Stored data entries

____

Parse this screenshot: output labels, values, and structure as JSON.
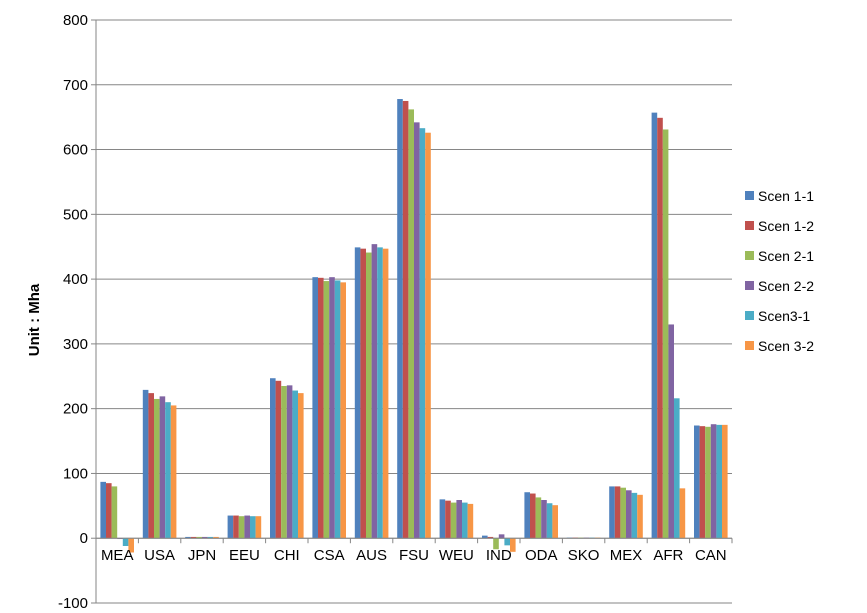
{
  "chart_data": {
    "type": "bar",
    "title": "",
    "xlabel": "",
    "ylabel": "Unit : Mha",
    "ylim": [
      -100,
      800
    ],
    "yticks": [
      -100,
      0,
      100,
      200,
      300,
      400,
      500,
      600,
      700,
      800
    ],
    "grid": true,
    "legend_position": "right",
    "categories": [
      "MEA",
      "USA",
      "JPN",
      "EEU",
      "CHI",
      "CSA",
      "AUS",
      "FSU",
      "WEU",
      "IND",
      "ODA",
      "SKO",
      "MEX",
      "AFR",
      "CAN"
    ],
    "series": [
      {
        "name": "Scen 1-1",
        "color": "#4F81BD",
        "values": [
          87,
          229,
          2,
          35,
          247,
          403,
          449,
          678,
          60,
          4,
          71,
          1,
          80,
          657,
          174
        ]
      },
      {
        "name": "Scen 1-2",
        "color": "#C0504D",
        "values": [
          85,
          224,
          2,
          35,
          243,
          402,
          447,
          675,
          58,
          2,
          69,
          1,
          80,
          649,
          173
        ]
      },
      {
        "name": "Scen 2-1",
        "color": "#9BBB59",
        "values": [
          80,
          215,
          2,
          34,
          235,
          397,
          441,
          662,
          55,
          -17,
          63,
          1,
          78,
          631,
          172
        ]
      },
      {
        "name": "Scen 2-2",
        "color": "#8064A2",
        "values": [
          0,
          219,
          2,
          35,
          236,
          403,
          454,
          642,
          59,
          6,
          59,
          1,
          74,
          330,
          176
        ]
      },
      {
        "name": "Scen3-1",
        "color": "#4BACC6",
        "values": [
          -12,
          210,
          2,
          34,
          228,
          398,
          449,
          633,
          55,
          -11,
          54,
          1,
          70,
          216,
          175
        ]
      },
      {
        "name": "Scen 3-2",
        "color": "#F79646",
        "values": [
          -22,
          205,
          2,
          34,
          224,
          395,
          447,
          626,
          53,
          -21,
          51,
          1,
          67,
          77,
          175
        ]
      }
    ]
  }
}
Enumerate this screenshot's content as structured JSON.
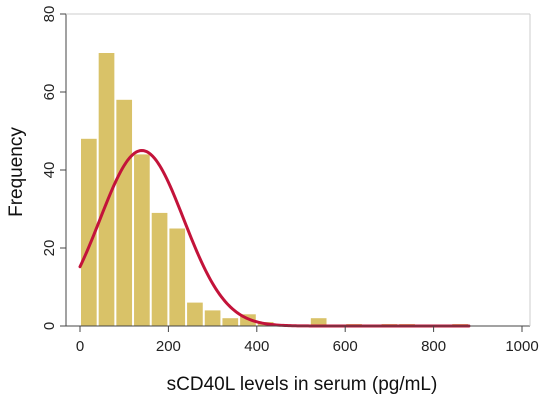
{
  "chart_data": {
    "type": "bar",
    "title": "",
    "xlabel": "sCD40L levels in serum (pg/mL)",
    "ylabel": "Frequency",
    "xlim": [
      0,
      1000
    ],
    "ylim": [
      0,
      80
    ],
    "xticks": [
      "0",
      "200",
      "400",
      "600",
      "800",
      "1000"
    ],
    "yticks": [
      "0",
      "20",
      "40",
      "60",
      "80"
    ],
    "grid": false,
    "bin_width": 40,
    "bins": [
      {
        "x0": 0,
        "x1": 40,
        "value": 48
      },
      {
        "x0": 40,
        "x1": 80,
        "value": 70
      },
      {
        "x0": 80,
        "x1": 120,
        "value": 58
      },
      {
        "x0": 120,
        "x1": 160,
        "value": 44
      },
      {
        "x0": 160,
        "x1": 200,
        "value": 29
      },
      {
        "x0": 200,
        "x1": 240,
        "value": 25
      },
      {
        "x0": 240,
        "x1": 280,
        "value": 6
      },
      {
        "x0": 280,
        "x1": 320,
        "value": 4
      },
      {
        "x0": 320,
        "x1": 360,
        "value": 2
      },
      {
        "x0": 360,
        "x1": 400,
        "value": 3
      },
      {
        "x0": 400,
        "x1": 440,
        "value": 1
      },
      {
        "x0": 520,
        "x1": 560,
        "value": 2
      },
      {
        "x0": 600,
        "x1": 640,
        "value": 0.5
      },
      {
        "x0": 680,
        "x1": 720,
        "value": 0.5
      },
      {
        "x0": 720,
        "x1": 760,
        "value": 0.5
      },
      {
        "x0": 840,
        "x1": 880,
        "value": 0.5
      }
    ],
    "normal_curve": {
      "mean": 140,
      "sd": 95,
      "peak": 45,
      "x_start": 0,
      "x_end": 880
    },
    "colors": {
      "bar": "#d9c268",
      "curve": "#c3133a",
      "axis": "#444444"
    }
  }
}
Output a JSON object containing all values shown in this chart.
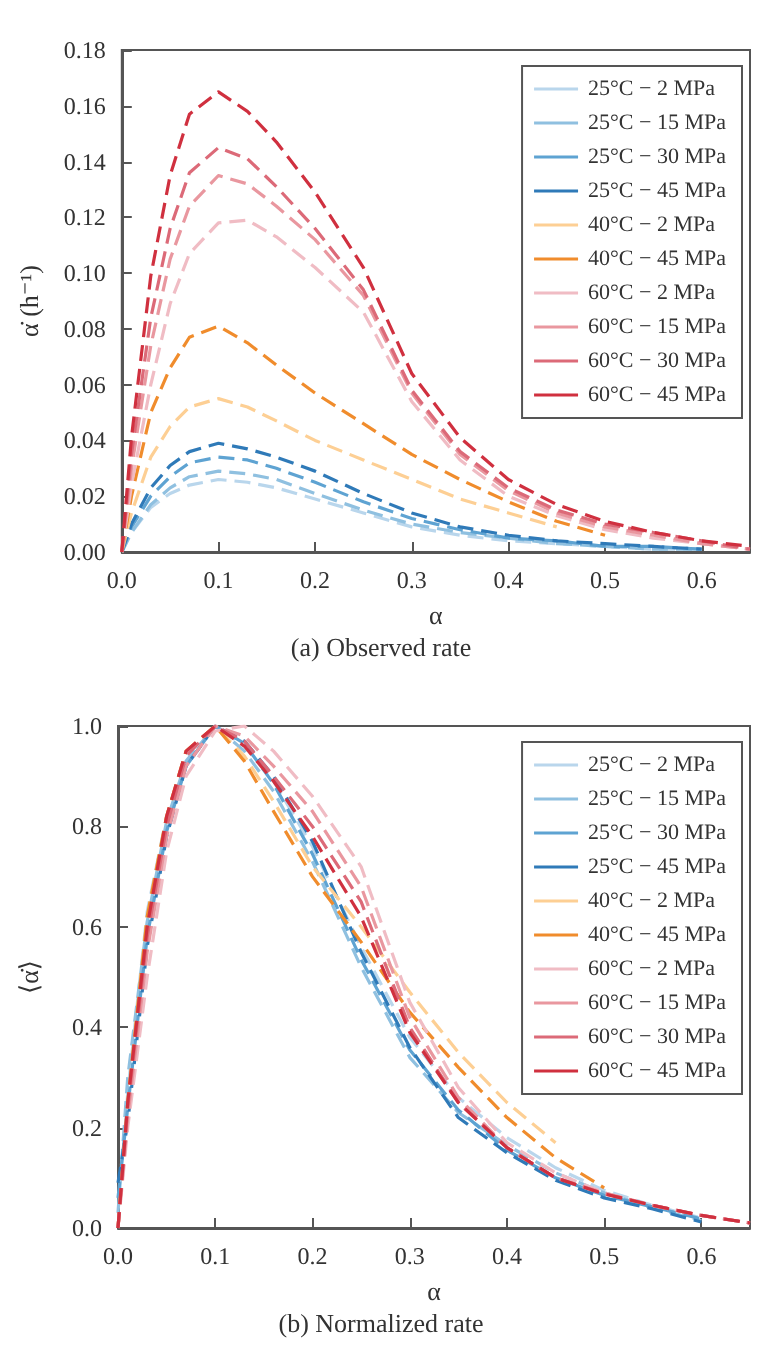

____

Pick out the lines that include the word "JSON" and write them out.

▶ _Answer to the problem_:
Parse this screenshot: output labels, values, and structure as JSON.
Enumerate this screenshot's content as structured JSON.
Output a JSON object containing all values shown in this chart.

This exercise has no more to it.